Collected data:
* start *
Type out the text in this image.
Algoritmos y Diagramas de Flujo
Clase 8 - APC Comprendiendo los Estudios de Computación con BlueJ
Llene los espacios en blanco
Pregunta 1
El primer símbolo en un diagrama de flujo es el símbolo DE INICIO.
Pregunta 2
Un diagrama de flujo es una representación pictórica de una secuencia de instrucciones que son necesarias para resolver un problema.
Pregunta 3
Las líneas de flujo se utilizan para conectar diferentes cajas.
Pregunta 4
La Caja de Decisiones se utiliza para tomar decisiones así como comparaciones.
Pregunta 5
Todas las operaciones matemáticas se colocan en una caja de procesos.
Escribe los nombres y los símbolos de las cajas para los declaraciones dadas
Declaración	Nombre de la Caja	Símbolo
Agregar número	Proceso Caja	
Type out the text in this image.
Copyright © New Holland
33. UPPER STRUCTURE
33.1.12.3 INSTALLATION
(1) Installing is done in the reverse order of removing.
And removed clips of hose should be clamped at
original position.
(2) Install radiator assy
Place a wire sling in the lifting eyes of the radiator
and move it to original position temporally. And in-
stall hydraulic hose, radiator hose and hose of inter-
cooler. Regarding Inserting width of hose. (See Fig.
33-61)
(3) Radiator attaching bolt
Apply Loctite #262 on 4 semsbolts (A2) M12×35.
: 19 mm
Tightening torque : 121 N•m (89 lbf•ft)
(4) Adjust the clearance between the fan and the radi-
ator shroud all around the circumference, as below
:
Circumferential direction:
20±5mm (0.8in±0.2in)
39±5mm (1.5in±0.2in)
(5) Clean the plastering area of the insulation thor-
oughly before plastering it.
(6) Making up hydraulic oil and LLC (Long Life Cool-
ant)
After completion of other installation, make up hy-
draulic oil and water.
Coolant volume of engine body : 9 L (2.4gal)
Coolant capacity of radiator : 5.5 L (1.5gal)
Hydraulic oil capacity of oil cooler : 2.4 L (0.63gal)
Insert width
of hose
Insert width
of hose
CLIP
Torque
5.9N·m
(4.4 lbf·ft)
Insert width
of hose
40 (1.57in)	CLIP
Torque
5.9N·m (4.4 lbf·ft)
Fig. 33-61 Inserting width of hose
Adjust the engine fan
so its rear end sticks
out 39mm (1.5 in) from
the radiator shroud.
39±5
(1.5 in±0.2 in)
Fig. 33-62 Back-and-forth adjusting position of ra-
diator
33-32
* end *
What you are asked to do — From the preceding material, extract every line exactly.

Result for this exercise —
Type out the text in this image.
Algoritmos y Diagramas de Flujo
Clase 8 - APC Comprendiendo los Estudios de Computación con BlueJ
Llene los espacios en blanco
Pregunta 1
El primer símbolo en un diagrama de flujo es el símbolo DE INICIO.
Pregunta 2
Un diagrama de flujo es una representación pictórica de una secuencia de instrucciones que son necesarias para resolver un problema.
Pregunta 3
Las líneas de flujo se utilizan para conectar diferentes cajas.
Pregunta 4
La Caja de Decisiones se utiliza para tomar decisiones así como comparaciones.
Pregunta 5
Todas las operaciones matemáticas se colocan en una caja de procesos.
Escribe los nombres y los símbolos de las cajas para los declaraciones dadas
Declaración	Nombre de la Caja	Símbolo
Agregar número	Proceso Caja	
Type out the text in this image.
Copyright © New Holland
33. UPPER STRUCTURE
33.1.12.3 INSTALLATION
(1) Installing is done in the reverse order of removing.
And removed clips of hose should be clamped at
original position.
(2) Install radiator assy
Place a wire sling in the lifting eyes of the radiator
and move it to original position temporally. And in-
stall hydraulic hose, radiator hose and hose of inter-
cooler. Regarding Inserting width of hose. (See Fig.
33-61)
(3) Radiator attaching bolt
Apply Loctite #262 on 4 semsbolts (A2) M12×35.
: 19 mm
Tightening torque : 121 N•m (89 lbf•ft)
(4) Adjust the clearance between the fan and the radi-
ator shroud all around the circumference, as below
:
Circumferential direction:
20±5mm (0.8in±0.2in)
39±5mm (1.5in±0.2in)
(5) Clean the plastering area of the insulation thor-
oughly before plastering it.
(6) Making up hydraulic oil and LLC (Long Life Cool-
ant)
After completion of other installation, make up hy-
draulic oil and water.
Coolant volume of engine body : 9 L (2.4gal)
Coolant capacity of radiator : 5.5 L (1.5gal)
Hydraulic oil capacity of oil cooler : 2.4 L (0.63gal)
Insert width
of hose
Insert width
of hose
CLIP
Torque
5.9N·m
(4.4 lbf·ft)
Insert width
of hose
40 (1.57in)	CLIP
Torque
5.9N·m (4.4 lbf·ft)
Fig. 33-61 Inserting width of hose
Adjust the engine fan
so its rear end sticks
out 39mm (1.5 in) from
the radiator shroud.
39±5
(1.5 in±0.2 in)
Fig. 33-62 Back-and-forth adjusting position of ra-
diator
33-32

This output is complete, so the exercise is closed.